TASK STATEMENT: From the data below, copy out every line in which the word "JSON" occurs.

# # #

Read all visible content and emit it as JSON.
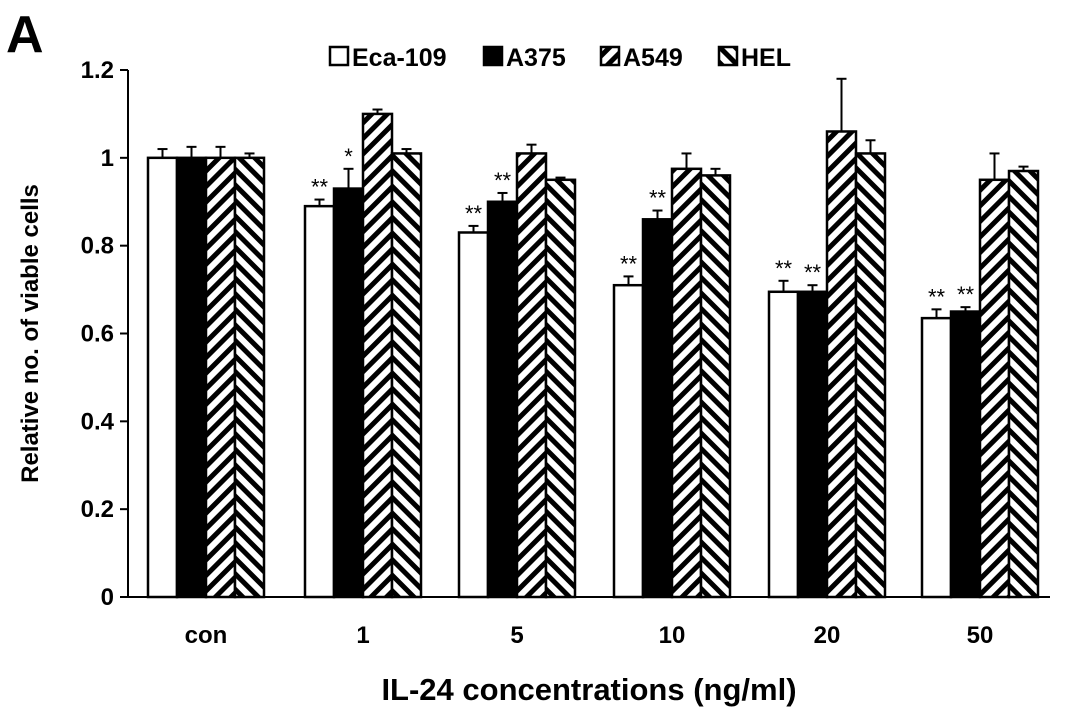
{
  "panel_label": "A",
  "colors": {
    "axis": "#000000",
    "fill_white": "#ffffff",
    "fill_black": "#000000"
  },
  "chart_data": {
    "type": "bar",
    "xlabel": "IL-24 concentrations (ng/ml)",
    "ylabel": "Relative no. of viable cells",
    "ylim": [
      0,
      1.2
    ],
    "yticks": [
      0,
      0.2,
      0.4,
      0.6,
      0.8,
      1,
      1.2
    ],
    "ytick_labels": [
      "0",
      "0.2",
      "0.4",
      "0.6",
      "0.8",
      "1",
      "1.2"
    ],
    "categories": [
      "con",
      "1",
      "5",
      "10",
      "20",
      "50"
    ],
    "legend_position": "top",
    "grid": false,
    "series": [
      {
        "name": "Eca-109",
        "pattern": "white",
        "values": [
          1.0,
          0.89,
          0.83,
          0.71,
          0.695,
          0.635
        ],
        "errors": [
          0.02,
          0.015,
          0.015,
          0.02,
          0.025,
          0.02
        ],
        "significance": [
          "",
          "**",
          "**",
          "**",
          "**",
          "**"
        ]
      },
      {
        "name": "A375",
        "pattern": "black",
        "values": [
          1.0,
          0.93,
          0.9,
          0.86,
          0.695,
          0.65
        ],
        "errors": [
          0.025,
          0.045,
          0.02,
          0.02,
          0.015,
          0.01
        ],
        "significance": [
          "",
          "*",
          "**",
          "**",
          "**",
          "**"
        ]
      },
      {
        "name": "A549",
        "pattern": "forward-diagonal",
        "values": [
          1.0,
          1.1,
          1.01,
          0.975,
          1.06,
          0.95
        ],
        "errors": [
          0.025,
          0.01,
          0.02,
          0.035,
          0.12,
          0.06
        ],
        "significance": [
          "",
          "",
          "",
          "",
          "",
          ""
        ]
      },
      {
        "name": "HEL",
        "pattern": "back-diagonal",
        "values": [
          1.0,
          1.01,
          0.95,
          0.96,
          1.01,
          0.97
        ],
        "errors": [
          0.01,
          0.01,
          0.005,
          0.015,
          0.03,
          0.01
        ],
        "significance": [
          "",
          "",
          "",
          "",
          "",
          ""
        ]
      }
    ]
  }
}
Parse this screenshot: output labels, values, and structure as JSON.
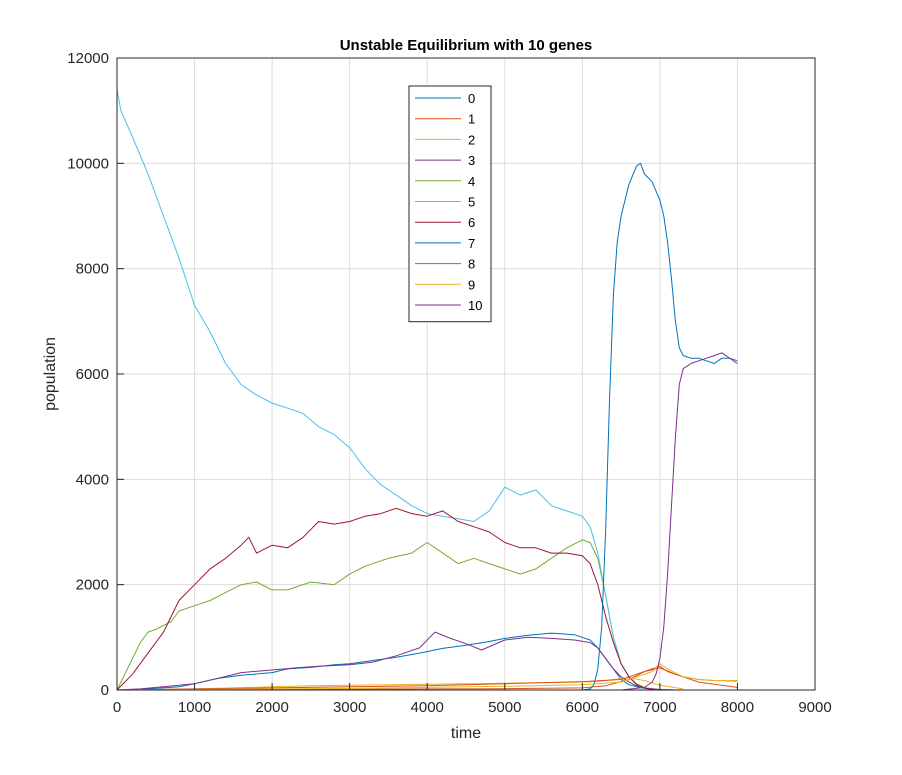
{
  "chart_data": {
    "type": "line",
    "title": "Unstable Equilibrium with 10 genes",
    "xlabel": "time",
    "ylabel": "population",
    "xlim": [
      0,
      9000
    ],
    "ylim": [
      0,
      12000
    ],
    "xticks": [
      0,
      1000,
      2000,
      3000,
      4000,
      5000,
      6000,
      7000,
      8000,
      9000
    ],
    "yticks": [
      0,
      2000,
      4000,
      6000,
      8000,
      10000,
      12000
    ],
    "grid": true,
    "legend_position": "top-center",
    "series": [
      {
        "name": "0",
        "color": "#0072BD",
        "x": [
          0,
          200,
          500,
          800,
          1000,
          1300,
          1600,
          2000,
          2200,
          2500,
          2800,
          3000,
          3300,
          3600,
          3900,
          4200,
          4500,
          4800,
          5000,
          5300,
          5600,
          5900,
          6100,
          6200,
          6300,
          6400,
          6500,
          6600,
          6700,
          6800,
          6900,
          7000,
          7100,
          7300
        ],
        "y": [
          0,
          5,
          30,
          60,
          120,
          220,
          280,
          330,
          400,
          430,
          480,
          500,
          560,
          620,
          700,
          790,
          850,
          920,
          980,
          1040,
          1080,
          1050,
          950,
          800,
          600,
          400,
          200,
          100,
          60,
          30,
          15,
          5,
          2,
          0
        ]
      },
      {
        "name": "1",
        "color": "#D95319",
        "x": [
          0,
          1000,
          2000,
          3000,
          4000,
          5000,
          6000,
          6300,
          6600,
          6800,
          7000,
          7200,
          7500,
          8000
        ],
        "y": [
          0,
          5,
          10,
          15,
          20,
          25,
          40,
          80,
          200,
          350,
          420,
          300,
          150,
          50
        ]
      },
      {
        "name": "2",
        "color": "#EDB120",
        "x": [
          0,
          500,
          1000,
          1500,
          2000,
          2500,
          3000,
          3500,
          4000,
          4500,
          5000,
          5500,
          6000,
          6200,
          6400,
          6600,
          6800,
          7000,
          7300
        ],
        "y": [
          0,
          10,
          20,
          40,
          60,
          80,
          90,
          100,
          110,
          120,
          130,
          140,
          150,
          160,
          200,
          230,
          180,
          90,
          20
        ]
      },
      {
        "name": "3",
        "color": "#7E2F8E",
        "x": [
          0,
          300,
          600,
          1000,
          1300,
          1600,
          2000,
          2300,
          2600,
          3000,
          3300,
          3600,
          3900,
          4100,
          4300,
          4500,
          4700,
          5000,
          5300,
          5600,
          5900,
          6100,
          6200,
          6300,
          6400,
          6500,
          6600,
          6700,
          6800,
          7000,
          7200
        ],
        "y": [
          0,
          20,
          60,
          120,
          220,
          330,
          380,
          420,
          450,
          480,
          530,
          650,
          800,
          1100,
          980,
          880,
          760,
          950,
          1000,
          980,
          950,
          900,
          800,
          600,
          400,
          250,
          150,
          80,
          40,
          10,
          0
        ]
      },
      {
        "name": "4",
        "color": "#77AC30",
        "x": [
          0,
          100,
          200,
          300,
          400,
          500,
          700,
          800,
          1000,
          1200,
          1400,
          1600,
          1800,
          2000,
          2200,
          2500,
          2800,
          3000,
          3200,
          3500,
          3800,
          4000,
          4200,
          4400,
          4600,
          4800,
          5000,
          5200,
          5400,
          5600,
          5800,
          6000,
          6100,
          6200,
          6300,
          6400,
          6500,
          6600,
          6700,
          6800,
          6900
        ],
        "y": [
          0,
          300,
          600,
          900,
          1100,
          1150,
          1300,
          1500,
          1600,
          1700,
          1850,
          2000,
          2050,
          1900,
          1900,
          2050,
          2000,
          2200,
          2350,
          2500,
          2600,
          2800,
          2600,
          2400,
          2500,
          2400,
          2300,
          2200,
          2300,
          2500,
          2700,
          2850,
          2800,
          2500,
          1800,
          1000,
          500,
          250,
          120,
          50,
          10
        ]
      },
      {
        "name": "5",
        "color": "#4DBEEE",
        "x": [
          0,
          50,
          200,
          400,
          600,
          800,
          1000,
          1200,
          1400,
          1600,
          1800,
          2000,
          2200,
          2400,
          2600,
          2800,
          3000,
          3200,
          3400,
          3600,
          3800,
          4000,
          4200,
          4400,
          4600,
          4800,
          5000,
          5200,
          5400,
          5600,
          5800,
          6000,
          6100,
          6200,
          6300,
          6400,
          6500,
          6600,
          6700,
          6800
        ],
        "y": [
          11400,
          11000,
          10500,
          9800,
          9000,
          8200,
          7300,
          6800,
          6200,
          5800,
          5600,
          5450,
          5350,
          5250,
          5000,
          4850,
          4600,
          4200,
          3900,
          3700,
          3500,
          3350,
          3300,
          3250,
          3200,
          3400,
          3850,
          3700,
          3800,
          3500,
          3400,
          3300,
          3100,
          2600,
          1800,
          1000,
          500,
          250,
          100,
          30
        ]
      },
      {
        "name": "6",
        "color": "#A2142F",
        "x": [
          0,
          200,
          400,
          600,
          800,
          1000,
          1200,
          1400,
          1600,
          1700,
          1800,
          2000,
          2200,
          2400,
          2600,
          2800,
          3000,
          3200,
          3400,
          3600,
          3800,
          4000,
          4200,
          4400,
          4600,
          4800,
          5000,
          5200,
          5400,
          5600,
          5800,
          6000,
          6100,
          6200,
          6300,
          6400,
          6500,
          6600,
          6700,
          6800,
          6900
        ],
        "y": [
          0,
          300,
          700,
          1100,
          1700,
          2000,
          2300,
          2500,
          2750,
          2900,
          2600,
          2750,
          2700,
          2900,
          3200,
          3150,
          3200,
          3300,
          3350,
          3450,
          3350,
          3300,
          3400,
          3200,
          3100,
          3000,
          2800,
          2700,
          2700,
          2600,
          2600,
          2550,
          2400,
          2000,
          1400,
          900,
          500,
          250,
          100,
          40,
          10
        ]
      },
      {
        "name": "7",
        "color": "#0072BD",
        "x": [
          0,
          6000,
          6100,
          6150,
          6200,
          6250,
          6300,
          6350,
          6400,
          6450,
          6500,
          6600,
          6700,
          6750,
          6800,
          6900,
          7000,
          7050,
          7100,
          7150,
          7200,
          7250,
          7300,
          7400,
          7500,
          7600,
          7700,
          7800,
          7900,
          8000
        ],
        "y": [
          0,
          0,
          20,
          100,
          400,
          1200,
          3000,
          5500,
          7500,
          8500,
          9000,
          9600,
          9950,
          10000,
          9800,
          9650,
          9300,
          9000,
          8500,
          7800,
          7000,
          6500,
          6350,
          6300,
          6300,
          6250,
          6200,
          6300,
          6300,
          6250
        ]
      },
      {
        "name": "8",
        "color": "#D95319",
        "x": [
          0,
          1000,
          2000,
          3000,
          4000,
          4500,
          5000,
          5500,
          6000,
          6500,
          6700,
          6900,
          7000,
          7100,
          7300,
          7500,
          7700,
          8000
        ],
        "y": [
          0,
          20,
          40,
          60,
          80,
          100,
          120,
          140,
          160,
          200,
          300,
          400,
          450,
          350,
          250,
          200,
          180,
          170
        ]
      },
      {
        "name": "9",
        "color": "#EDB120",
        "x": [
          0,
          1000,
          2000,
          3000,
          4000,
          5000,
          6000,
          6500,
          6700,
          6900,
          7000,
          7100,
          7300,
          7500,
          7700,
          8000
        ],
        "y": [
          0,
          10,
          20,
          30,
          50,
          70,
          100,
          150,
          250,
          350,
          500,
          400,
          250,
          200,
          180,
          180
        ]
      },
      {
        "name": "10",
        "color": "#7E2F8E",
        "x": [
          0,
          6500,
          6800,
          6900,
          6950,
          7000,
          7050,
          7100,
          7150,
          7200,
          7250,
          7300,
          7400,
          7500,
          7600,
          7700,
          7800,
          7900,
          8000
        ],
        "y": [
          0,
          0,
          50,
          150,
          300,
          600,
          1200,
          2200,
          3500,
          4800,
          5800,
          6100,
          6200,
          6250,
          6300,
          6350,
          6400,
          6300,
          6200
        ]
      }
    ]
  }
}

# # #

ANSWER:
Read all visible content and emit it as JSON.
Parse this screenshot: output labels, values, and structure as JSON.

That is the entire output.